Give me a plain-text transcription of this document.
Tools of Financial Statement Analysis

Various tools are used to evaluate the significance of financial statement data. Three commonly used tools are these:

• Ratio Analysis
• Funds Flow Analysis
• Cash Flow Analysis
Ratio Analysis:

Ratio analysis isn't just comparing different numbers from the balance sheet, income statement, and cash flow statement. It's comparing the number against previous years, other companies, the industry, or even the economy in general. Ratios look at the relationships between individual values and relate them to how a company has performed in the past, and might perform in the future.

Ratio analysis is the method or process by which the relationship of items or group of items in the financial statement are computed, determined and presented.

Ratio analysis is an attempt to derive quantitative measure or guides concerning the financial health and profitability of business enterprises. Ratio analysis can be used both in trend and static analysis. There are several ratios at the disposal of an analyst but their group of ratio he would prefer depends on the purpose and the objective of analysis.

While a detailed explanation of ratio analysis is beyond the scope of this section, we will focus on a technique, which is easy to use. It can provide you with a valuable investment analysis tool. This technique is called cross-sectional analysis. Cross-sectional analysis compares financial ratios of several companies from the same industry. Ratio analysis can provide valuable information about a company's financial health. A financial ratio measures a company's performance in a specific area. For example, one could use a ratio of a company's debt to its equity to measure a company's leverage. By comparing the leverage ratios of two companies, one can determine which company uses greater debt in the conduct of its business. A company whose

☆ ☆ ☆ ☆

Exercise task:
Extract each entry in full and write it down exactly.

Written solution:
Give me a plain-text transcription of this document.
Tools of Financial Statement Analysis

Various tools are used to evaluate the significance of financial statement data. Three commonly used tools are these:

• Ratio Analysis
• Funds Flow Analysis
• Cash Flow Analysis
Ratio Analysis:

Ratio analysis isn't just comparing different numbers from the balance sheet, income statement, and cash flow statement. It's comparing the number against previous years, other companies, the industry, or even the economy in general. Ratios look at the relationships between individual values and relate them to how a company has performed in the past, and might perform in the future.

Ratio analysis is the method or process by which the relationship of items or group of items in the financial statement are computed, determined and presented.

Ratio analysis is an attempt to derive quantitative measure or guides concerning the financial health and profitability of business enterprises. Ratio analysis can be used both in trend and static analysis. There are several ratios at the disposal of an analyst but their group of ratio he would prefer depends on the purpose and the objective of analysis.

While a detailed explanation of ratio analysis is beyond the scope of this section, we will focus on a technique, which is easy to use. It can provide you with a valuable investment analysis tool. This technique is called cross-sectional analysis. Cross-sectional analysis compares financial ratios of several companies from the same industry. Ratio analysis can provide valuable information about a company's financial health. A financial ratio measures a company's performance in a specific area. For example, one could use a ratio of a company's debt to its equity to measure a company's leverage. By comparing the leverage ratios of two companies, one can determine which company uses greater debt in the conduct of its business. A company whose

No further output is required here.